## AIM
Reproduce the data below word for word, starting from its first line and ending after the line containing "Find all labels, buttons, inputs, and". Omit the pictures from your answer.
* * * * * * *
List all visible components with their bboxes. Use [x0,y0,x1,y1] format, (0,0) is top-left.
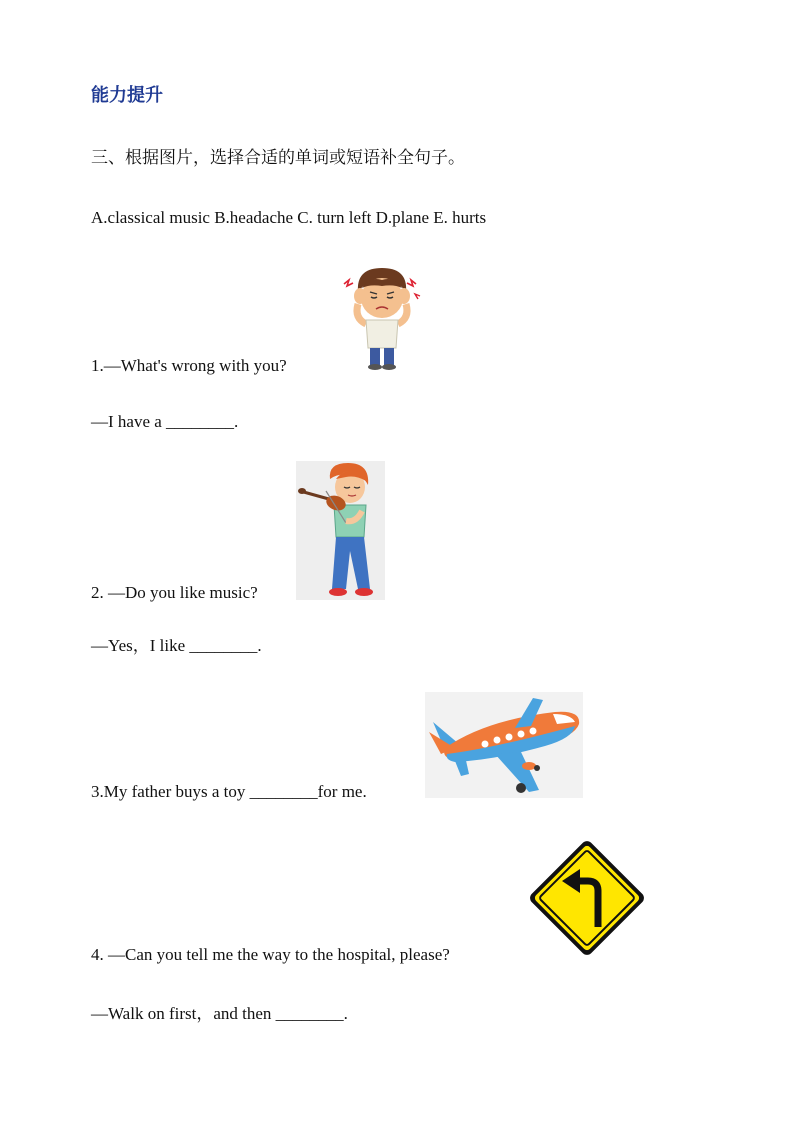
instruction-text: 三、根据图片，选择合适的单词或短语补全句子。 [91,148,465,168]
question-1-answer: —I have a ________. [91,412,239,431]
question-4-answer: —Walk on first，and then ________. [91,1004,348,1023]
question-2-prompt: 2. —Do you like music? [91,583,258,602]
question-2-answer: —Yes，I like ________. [91,636,262,655]
headache-boy-illustration [336,262,428,370]
violin-boy-illustration [296,461,385,600]
turn-left-sign-icon [524,835,650,961]
toy-plane-illustration [425,692,583,798]
question-1-prompt: 1.—What's wrong with you? [91,356,287,375]
question-4-prompt: 4. —Can you tell me the way to the hospital, please? [91,945,450,964]
question-3-prompt: 3.My father buys a toy ________for me. [91,782,367,801]
options-line: A.classical music B.headache C. turn left D.plane E. hurts [91,208,487,227]
section-heading: 能力提升 [91,85,163,106]
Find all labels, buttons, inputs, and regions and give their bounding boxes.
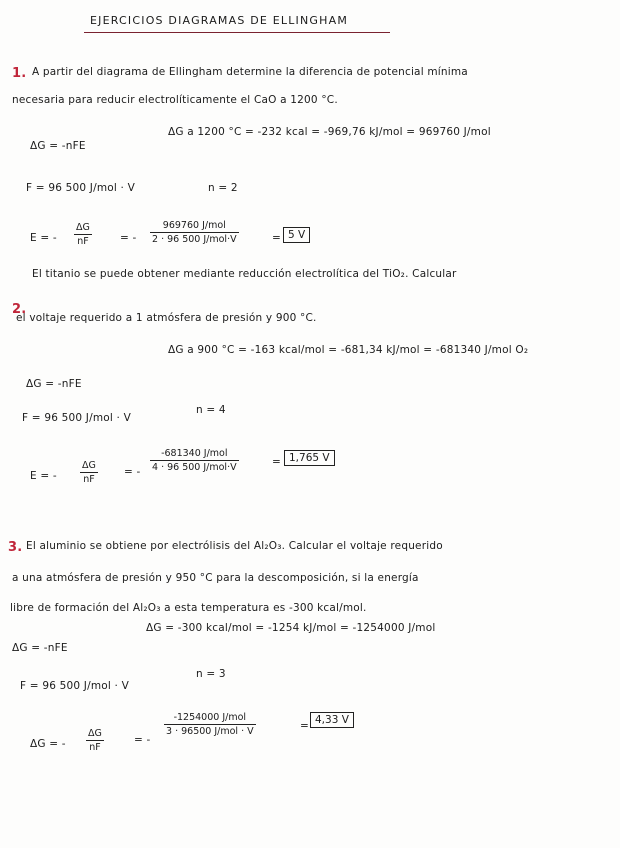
problem-3-fraction-numeric-numerator: -1254000 J/mol: [173, 712, 247, 723]
problem-1-statement-line-1: A partir del diagrama de Ellingham determine la diferencia de potencial mínima: [32, 66, 468, 78]
problem-2-gibbs-equation: ΔG = -nFE: [26, 378, 82, 390]
problem-3-statement-line-2: a una atmósfera de presión y 950 °C para la descomposición, si la energía: [12, 572, 419, 584]
problem-1-statement-line-2: necesaria para reducir electrolíticamente el CaO a 1200 °C.: [12, 94, 338, 106]
problem-2-e-label: E = -: [30, 470, 57, 482]
problem-2-fraction-numeric-numerator: -681340 J/mol: [161, 448, 228, 459]
problem-1-fraction-symbolic: [74, 222, 92, 247]
problem-1-fraction-numeric: [150, 220, 239, 245]
problem-3-gibbs-equation: ΔG = -nFE: [12, 642, 68, 654]
problem-2-statement-line-1: El titanio se puede obtener mediante reducción electrolítica del TiO₂. Calcular: [32, 268, 457, 280]
problem-1-number: 1.: [12, 66, 27, 81]
problem-2-fraction-symbolic-denominator: nF: [80, 472, 98, 485]
problem-3-gibbs-value: ΔG = -300 kcal/mol = -1254 kJ/mol = -1254000 J/mol: [146, 622, 436, 634]
problem-2-gibbs-value: ΔG a 900 °C = -163 kcal/mol = -681,34 kJ/mol = -681340 J/mol O₂: [168, 344, 529, 356]
problem-2-equals-minus: = -: [124, 466, 141, 478]
problem-3-electrons: n = 3: [196, 668, 226, 680]
problem-3-equals: =: [300, 720, 309, 732]
problem-1-equals: =: [272, 232, 281, 244]
problem-2-fraction-symbolic-numerator: ΔG: [82, 460, 96, 471]
problem-3-e-label: ΔG = -: [30, 738, 66, 750]
problem-1-fraction-symbolic-numerator: ΔG: [76, 222, 90, 233]
problem-3-equals-minus: = -: [134, 734, 151, 746]
problem-1-fraction-numeric-denominator: 2 · 96 500 J/mol·V: [152, 234, 237, 245]
page-title: EJERCICIOS DIAGRAMAS DE ELLINGHAM: [90, 14, 349, 27]
problem-2-number: 2.: [12, 302, 27, 317]
problem-2-fraction-numeric: [150, 448, 239, 473]
problem-3-result: 4,33 V: [310, 712, 354, 728]
problem-1-fraction-numeric-numerator: 969760 J/mol: [162, 220, 226, 231]
problem-1-equals-minus: = -: [120, 232, 137, 244]
problem-1-gibbs-equation: ΔG = -nFE: [30, 140, 86, 152]
problem-3-fraction-symbolic-denominator: nF: [86, 740, 104, 753]
problem-1-electrons: n = 2: [208, 182, 238, 194]
problem-1-faraday: F = 96 500 J/mol · V: [26, 182, 135, 194]
problem-2-fraction-numeric-denominator: 4 · 96 500 J/mol·V: [152, 462, 237, 473]
problem-3-faraday: F = 96 500 J/mol · V: [20, 680, 129, 692]
problem-1-e-label: E = -: [30, 232, 57, 244]
title-underline: [84, 32, 390, 33]
problem-3-statement-line-1: El aluminio se obtiene por electrólisis del Al₂O₃. Calcular el voltaje requerido: [26, 540, 443, 552]
problem-3-fraction-numeric: [164, 712, 256, 737]
problem-1-gibbs-value: ΔG a 1200 °C = -232 kcal = -969,76 kJ/mol = 969760 J/mol: [168, 126, 491, 138]
problem-1-result: 5 V: [283, 227, 310, 243]
problem-3-statement-line-3: libre de formación del Al₂O₃ a esta temperatura es -300 kcal/mol.: [10, 602, 367, 614]
problem-2-faraday: F = 96 500 J/mol · V: [22, 412, 131, 424]
problem-3-fraction-symbolic: [86, 728, 104, 753]
problem-1-fraction-symbolic-denominator: nF: [74, 234, 92, 247]
problem-3-number: 3.: [8, 540, 23, 555]
problem-2-fraction-symbolic: [80, 460, 98, 485]
problem-2-result: 1,765 V: [284, 450, 335, 466]
problem-2-equals: =: [272, 456, 281, 468]
problem-2-statement-line-2: el voltaje requerido a 1 atmósfera de presión y 900 °C.: [16, 312, 317, 324]
problem-3-fraction-numeric-denominator: 3 · 96500 J/mol · V: [166, 726, 254, 737]
problem-3-fraction-symbolic-numerator: ΔG: [88, 728, 102, 739]
problem-2-electrons: n = 4: [196, 404, 226, 416]
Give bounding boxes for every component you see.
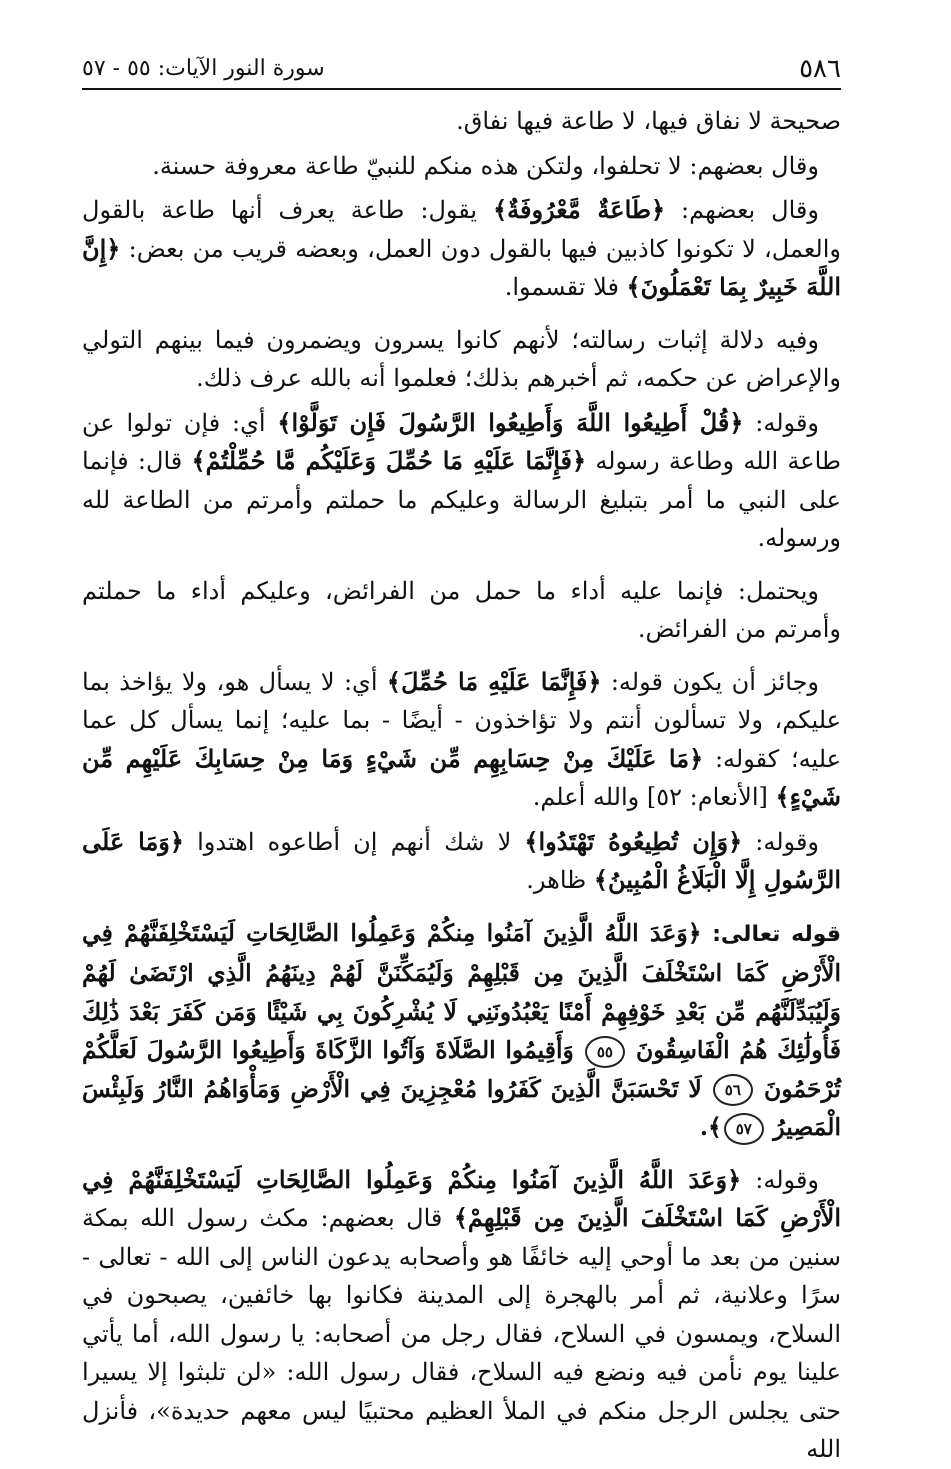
quran-quote: ﴿قُلْ أَطِيعُوا اللَّهَ وَأَطِيعُوا الرَّسُولَ فَإِن تَوَلَّوْا﴾	[277, 407, 744, 437]
paragraph	[82, 823, 841, 900]
verses-lead: قوله تعالى:	[712, 921, 841, 947]
text-run: قال بعضهم: مكث رسول الله بمكة سنين من بعد ما أوحي إليه خائفًا هو وأصحابه يدعون الناس إلى الله - تعالى - سرًا وعلانية، ثم أمر بالهجرة إلى المدينة فكانوا بها خائفين، يصبحون في السلاح، ويمسون في السلاح، فقال رجل من أصحابه: يا رسول الله، أما يأتي علينا يوم نأمن فيه ونضع فيه السلاح، فقال رسول الله: «لن تلبثوا إلا يسيرا حتى يجلس الرجل منكم في الملأ العظيم محتبيًا ليس معهم حديدة»، فأنزل الله	[82, 1204, 841, 1463]
quran-quote: ﴿فَإِنَّمَا عَلَيْهِ مَا حُمِّلَ﴾	[386, 666, 602, 696]
paragraph	[82, 191, 841, 307]
verse-text: ﴿وَعَدَ اللَّهُ الَّذِينَ آمَنُوا مِنكُمْ وَعَمِلُوا الصَّالِحَاتِ لَيَسْتَخْلِفَنَّهُمْ فِي الْأَرْضِ كَمَا اسْتَخْلَفَ الَّذِينَ مِن قَبْلِهِمْ وَلَيُمَكِّنَنَّ لَهُمْ دِينَهُمُ الَّذِي ارْتَضَىٰ لَهُمْ وَلَيُبَدِّلَنَّهُم مِّن بَعْدِ خَوْفِهِمْ أَمْنًا يَعْبُدُونَنِي لَا يُشْرِكُونَ بِي شَيْئًا وَمَن كَفَرَ بَعْدَ ذَٰلِكَ فَأُولَٰئِكَ هُمُ الْفَاسِقُونَ	[82, 918, 841, 1064]
text-run: فلا تقسموا.	[504, 273, 627, 301]
verse-close: ﴾.	[699, 1113, 722, 1141]
paragraph: وقال بعضهم: لا تحلفوا، ولتكن هذه منكم للنبيّ طاعة معروفة حسنة.	[152, 151, 819, 180]
text-run: وقوله:	[743, 408, 820, 437]
verse-text: لَا تَحْسَبَنَّ الَّذِينَ كَفَرُوا مُعْجِزِينَ فِي الْأَرْضِ وَمَأْوَاهُمُ النَّارُ وَلَبِئْسَ الْمَصِيرُ	[82, 1074, 841, 1141]
paragraph	[82, 1161, 841, 1469]
quran-quote: ﴿طَاعَةٌ مَّعْرُوفَةٌ﴾	[493, 195, 666, 224]
text-run: وقوله:	[742, 827, 820, 856]
text-run: قال: فإنما على النبي ما أمر بتبليغ الرسالة وعليكم ما حملتم وأمرتم من الطاعة لله ورسوله.	[82, 447, 841, 552]
text-run: ظاهر.	[526, 866, 594, 894]
text-run: وقوله:	[741, 1165, 820, 1194]
quran-quote: ﴿مَا عَلَيْكَ مِنْ حِسَابِهِم مِّن شَيْءٍ وَمَا مِنْ حِسَابِكَ عَلَيْهِم مِّن شَيْءٍ﴾	[82, 743, 841, 811]
quran-quote: ﴿إِنَّ اللَّهَ خَبِيرٌ بِمَا تَعْمَلُونَ﴾	[82, 233, 841, 301]
text-run: لا شك أنهم إن أطاعوه اهتدوا	[183, 827, 525, 856]
page-body	[82, 102, 841, 1469]
text-run: أي: لا يسأل هو، ولا يؤاخذ بما عليكم، ولا تسألون أنتم ولا تؤاخذون - أيضًا - بما عليه؛ إنما يسأل كل عما عليه؛ كقوله:	[82, 667, 841, 773]
quran-quote: ﴿فَإِنَّمَا عَلَيْهِ مَا حُمِّلَ وَعَلَيْكُم مَّا حُمِّلْتُمْ﴾	[191, 446, 587, 475]
page-number: ٥٨٦	[799, 54, 841, 84]
paragraph: ويحتمل: فإنما عليه أداء ما حمل من الفرائض، وعليكم أداء ما حملتم وأمرتم من الفرائض.	[82, 576, 841, 643]
paragraph	[82, 404, 841, 558]
text-run: أي: فإن تولوا عن طاعة الله وطاعة رسوله	[82, 408, 841, 475]
verse-number-marker: ٥٧	[724, 1113, 764, 1145]
verse-number-marker: ٥٦	[713, 1074, 753, 1106]
text-run: وجائز أن يكون قوله:	[601, 667, 820, 696]
text-run: وقال بعضهم:	[665, 196, 819, 224]
verses-block	[82, 914, 841, 1147]
text-run: [الأنعام: ٥٢] والله أعلم.	[532, 783, 776, 811]
quran-quote: ﴿وَعَدَ اللَّهُ الَّذِينَ آمَنُوا مِنكُمْ وَعَمِلُوا الصَّالِحَاتِ لَيَسْتَخْلِفَنَّهُمْ فِي الْأَرْضِ كَمَا اسْتَخْلَفَ الَّذِينَ مِن قَبْلِهِمْ﴾	[82, 1164, 841, 1232]
verse-number-marker: ٥٥	[585, 1036, 625, 1068]
running-title: سورة النور الآيات: ٥٥ - ٥٧	[82, 56, 325, 81]
paragraph	[82, 663, 841, 817]
paragraph: صحيحة لا نفاق فيها، لا طاعة فيها نفاق.	[456, 107, 841, 135]
quran-quote: ﴿وَإِن تُطِيعُوهُ تَهْتَدُوا﴾	[524, 826, 743, 856]
text-run: يقول: طاعة يعرف أنها طاعة بالقول والعمل، لا تكونوا كاذبين فيها بالقول دون العمل، وبعضه قريب من بعض:	[82, 196, 841, 263]
paragraph: وفيه دلالة إثبات رسالته؛ لأنهم كانوا يسرون ويضمرون فيما بينهم التولي والإعراض عن حكمه، ثم أخبرهم بذلك؛ فعلموا أنه بالله عرف ذلك.	[82, 325, 841, 392]
verse-text: وَأَقِيمُوا الصَّلَاةَ وَآتُوا الزَّكَاةَ وَأَطِيعُوا الرَّسُولَ لَعَلَّكُمْ تُرْحَمُونَ	[82, 1036, 841, 1103]
quran-quote: ﴿وَمَا عَلَى الرَّسُولِ إِلَّا الْبَلَاغُ الْمُبِينُ﴾	[82, 826, 841, 894]
page-header	[82, 52, 841, 90]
* * * * * * *
## THE SOLUTION
List all visible components with their bboxes. Use [x0,y0,x1,y1] format, (0,0) is top-left.
instruction-text: 三、根据图片，选择合适的单词或短语补全句子。 [91,148,465,168]
question-1-answer: —I have a ________. [91,412,239,431]
question-4-answer: —Walk on first，and then ________. [91,1004,348,1023]
question-2-prompt: 2. —Do you like music? [91,583,258,602]
question-2-answer: —Yes，I like ________. [91,636,262,655]
headache-boy-illustration [336,262,428,370]
violin-boy-illustration [296,461,385,600]
turn-left-sign-icon [524,835,650,961]
toy-plane-illustration [425,692,583,798]
question-1-prompt: 1.—What's wrong with you? [91,356,287,375]
question-4-prompt: 4. —Can you tell me the way to the hospital, please? [91,945,450,964]
question-3-prompt: 3.My father buys a toy ________for me. [91,782,367,801]
options-line: A.classical music B.headache C. turn left D.plane E. hurts [91,208,487,227]
section-heading: 能力提升 [91,85,163,106]
Find all labels, buttons, inputs, and regions and give their bounding boxes.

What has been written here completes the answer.